Records for the exercise —
◇ ◇ ◇ ◇

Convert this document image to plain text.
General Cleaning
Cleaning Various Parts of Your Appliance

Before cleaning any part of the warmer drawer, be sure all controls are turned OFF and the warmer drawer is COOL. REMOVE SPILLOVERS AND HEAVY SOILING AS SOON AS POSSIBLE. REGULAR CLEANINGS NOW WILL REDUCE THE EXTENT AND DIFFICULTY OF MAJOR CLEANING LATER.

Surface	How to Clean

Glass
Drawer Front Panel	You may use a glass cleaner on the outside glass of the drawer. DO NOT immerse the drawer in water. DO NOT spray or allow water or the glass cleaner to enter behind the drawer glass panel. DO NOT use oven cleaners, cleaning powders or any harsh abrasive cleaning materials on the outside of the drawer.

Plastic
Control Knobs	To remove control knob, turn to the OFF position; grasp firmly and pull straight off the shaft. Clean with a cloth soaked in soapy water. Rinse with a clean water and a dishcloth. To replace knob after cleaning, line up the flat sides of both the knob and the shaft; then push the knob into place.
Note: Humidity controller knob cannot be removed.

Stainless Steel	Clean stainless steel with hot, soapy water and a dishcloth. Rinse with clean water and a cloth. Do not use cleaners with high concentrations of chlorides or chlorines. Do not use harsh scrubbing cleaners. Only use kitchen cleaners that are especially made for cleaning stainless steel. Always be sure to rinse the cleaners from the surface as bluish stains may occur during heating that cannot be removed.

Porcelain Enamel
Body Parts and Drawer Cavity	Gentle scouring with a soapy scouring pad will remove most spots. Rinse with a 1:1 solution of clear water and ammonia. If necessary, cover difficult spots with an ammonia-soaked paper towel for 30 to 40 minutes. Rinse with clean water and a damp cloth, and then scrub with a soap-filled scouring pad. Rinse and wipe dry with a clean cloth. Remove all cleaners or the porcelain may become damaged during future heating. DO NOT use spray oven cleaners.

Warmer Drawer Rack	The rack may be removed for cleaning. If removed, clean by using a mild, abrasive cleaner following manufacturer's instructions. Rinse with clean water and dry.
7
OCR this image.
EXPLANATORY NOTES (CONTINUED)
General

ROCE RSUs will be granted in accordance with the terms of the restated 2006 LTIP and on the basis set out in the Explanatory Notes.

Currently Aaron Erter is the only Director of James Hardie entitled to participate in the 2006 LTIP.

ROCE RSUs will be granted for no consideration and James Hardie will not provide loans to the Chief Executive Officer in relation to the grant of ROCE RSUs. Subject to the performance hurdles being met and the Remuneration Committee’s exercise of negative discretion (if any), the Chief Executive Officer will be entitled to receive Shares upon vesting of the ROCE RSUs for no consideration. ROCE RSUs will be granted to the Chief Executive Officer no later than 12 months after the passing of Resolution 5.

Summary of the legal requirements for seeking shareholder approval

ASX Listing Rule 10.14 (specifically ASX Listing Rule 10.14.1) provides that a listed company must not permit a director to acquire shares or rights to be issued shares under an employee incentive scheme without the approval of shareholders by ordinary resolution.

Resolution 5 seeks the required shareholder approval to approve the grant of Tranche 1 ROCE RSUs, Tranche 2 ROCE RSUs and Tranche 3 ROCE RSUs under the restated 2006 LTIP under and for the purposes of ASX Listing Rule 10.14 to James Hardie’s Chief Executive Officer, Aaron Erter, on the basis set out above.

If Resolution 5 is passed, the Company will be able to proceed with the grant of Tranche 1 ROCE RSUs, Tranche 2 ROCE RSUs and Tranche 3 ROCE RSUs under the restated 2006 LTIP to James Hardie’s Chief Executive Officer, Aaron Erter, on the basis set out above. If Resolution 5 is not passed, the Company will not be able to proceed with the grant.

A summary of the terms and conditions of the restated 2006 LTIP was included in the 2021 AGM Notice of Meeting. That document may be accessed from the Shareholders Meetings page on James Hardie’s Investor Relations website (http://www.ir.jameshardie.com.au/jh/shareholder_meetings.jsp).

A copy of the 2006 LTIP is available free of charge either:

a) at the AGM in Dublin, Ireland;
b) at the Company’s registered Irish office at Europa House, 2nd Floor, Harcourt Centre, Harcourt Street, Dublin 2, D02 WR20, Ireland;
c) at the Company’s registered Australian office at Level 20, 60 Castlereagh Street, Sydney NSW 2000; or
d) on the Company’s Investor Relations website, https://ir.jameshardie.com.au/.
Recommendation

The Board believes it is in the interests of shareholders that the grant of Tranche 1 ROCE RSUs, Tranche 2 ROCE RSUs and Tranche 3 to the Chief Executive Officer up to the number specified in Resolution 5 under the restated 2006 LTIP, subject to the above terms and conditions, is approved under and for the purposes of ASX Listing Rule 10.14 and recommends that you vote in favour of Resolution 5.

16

◇ ◇ ◇ ◇

Written task — What do the records say? Quote them all exactly.

Exercise response —
Convert this document image to plain text.
General Cleaning
Cleaning Various Parts of Your Appliance

Before cleaning any part of the warmer drawer, be sure all controls are turned OFF and the warmer drawer is COOL. REMOVE SPILLOVERS AND HEAVY SOILING AS SOON AS POSSIBLE. REGULAR CLEANINGS NOW WILL REDUCE THE EXTENT AND DIFFICULTY OF MAJOR CLEANING LATER.

Surface	How to Clean

Glass
Drawer Front Panel	You may use a glass cleaner on the outside glass of the drawer. DO NOT immerse the drawer in water. DO NOT spray or allow water or the glass cleaner to enter behind the drawer glass panel. DO NOT use oven cleaners, cleaning powders or any harsh abrasive cleaning materials on the outside of the drawer.

Plastic
Control Knobs	To remove control knob, turn to the OFF position; grasp firmly and pull straight off the shaft. Clean with a cloth soaked in soapy water. Rinse with a clean water and a dishcloth. To replace knob after cleaning, line up the flat sides of both the knob and the shaft; then push the knob into place.
Note: Humidity controller knob cannot be removed.

Stainless Steel	Clean stainless steel with hot, soapy water and a dishcloth. Rinse with clean water and a cloth. Do not use cleaners with high concentrations of chlorides or chlorines. Do not use harsh scrubbing cleaners. Only use kitchen cleaners that are especially made for cleaning stainless steel. Always be sure to rinse the cleaners from the surface as bluish stains may occur during heating that cannot be removed.

Porcelain Enamel
Body Parts and Drawer Cavity	Gentle scouring with a soapy scouring pad will remove most spots. Rinse with a 1:1 solution of clear water and ammonia. If necessary, cover difficult spots with an ammonia-soaked paper towel for 30 to 40 minutes. Rinse with clean water and a damp cloth, and then scrub with a soap-filled scouring pad. Rinse and wipe dry with a clean cloth. Remove all cleaners or the porcelain may become damaged during future heating. DO NOT use spray oven cleaners.

Warmer Drawer Rack	The rack may be removed for cleaning. If removed, clean by using a mild, abrasive cleaner following manufacturer's instructions. Rinse with clean water and dry.
7
OCR this image.
EXPLANATORY NOTES (CONTINUED)
General

ROCE RSUs will be granted in accordance with the terms of the restated 2006 LTIP and on the basis set out in the Explanatory Notes.

Currently Aaron Erter is the only Director of James Hardie entitled to participate in the 2006 LTIP.

ROCE RSUs will be granted for no consideration and James Hardie will not provide loans to the Chief Executive Officer in relation to the grant of ROCE RSUs. Subject to the performance hurdles being met and the Remuneration Committee’s exercise of negative discretion (if any), the Chief Executive Officer will be entitled to receive Shares upon vesting of the ROCE RSUs for no consideration. ROCE RSUs will be granted to the Chief Executive Officer no later than 12 months after the passing of Resolution 5.

Summary of the legal requirements for seeking shareholder approval

ASX Listing Rule 10.14 (specifically ASX Listing Rule 10.14.1) provides that a listed company must not permit a director to acquire shares or rights to be issued shares under an employee incentive scheme without the approval of shareholders by ordinary resolution.

Resolution 5 seeks the required shareholder approval to approve the grant of Tranche 1 ROCE RSUs, Tranche 2 ROCE RSUs and Tranche 3 ROCE RSUs under the restated 2006 LTIP under and for the purposes of ASX Listing Rule 10.14 to James Hardie’s Chief Executive Officer, Aaron Erter, on the basis set out above.

If Resolution 5 is passed, the Company will be able to proceed with the grant of Tranche 1 ROCE RSUs, Tranche 2 ROCE RSUs and Tranche 3 ROCE RSUs under the restated 2006 LTIP to James Hardie’s Chief Executive Officer, Aaron Erter, on the basis set out above. If Resolution 5 is not passed, the Company will not be able to proceed with the grant.

A summary of the terms and conditions of the restated 2006 LTIP was included in the 2021 AGM Notice of Meeting. That document may be accessed from the Shareholders Meetings page on James Hardie’s Investor Relations website (http://www.ir.jameshardie.com.au/jh/shareholder_meetings.jsp).

A copy of the 2006 LTIP is available free of charge either:

a) at the AGM in Dublin, Ireland;
b) at the Company’s registered Irish office at Europa House, 2nd Floor, Harcourt Centre, Harcourt Street, Dublin 2, D02 WR20, Ireland;
c) at the Company’s registered Australian office at Level 20, 60 Castlereagh Street, Sydney NSW 2000; or
d) on the Company’s Investor Relations website, https://ir.jameshardie.com.au/.
Recommendation

The Board believes it is in the interests of shareholders that the grant of Tranche 1 ROCE RSUs, Tranche 2 ROCE RSUs and Tranche 3 to the Chief Executive Officer up to the number specified in Resolution 5 under the restated 2006 LTIP, subject to the above terms and conditions, is approved under and for the purposes of ASX Listing Rule 10.14 and recommends that you vote in favour of Resolution 5.

16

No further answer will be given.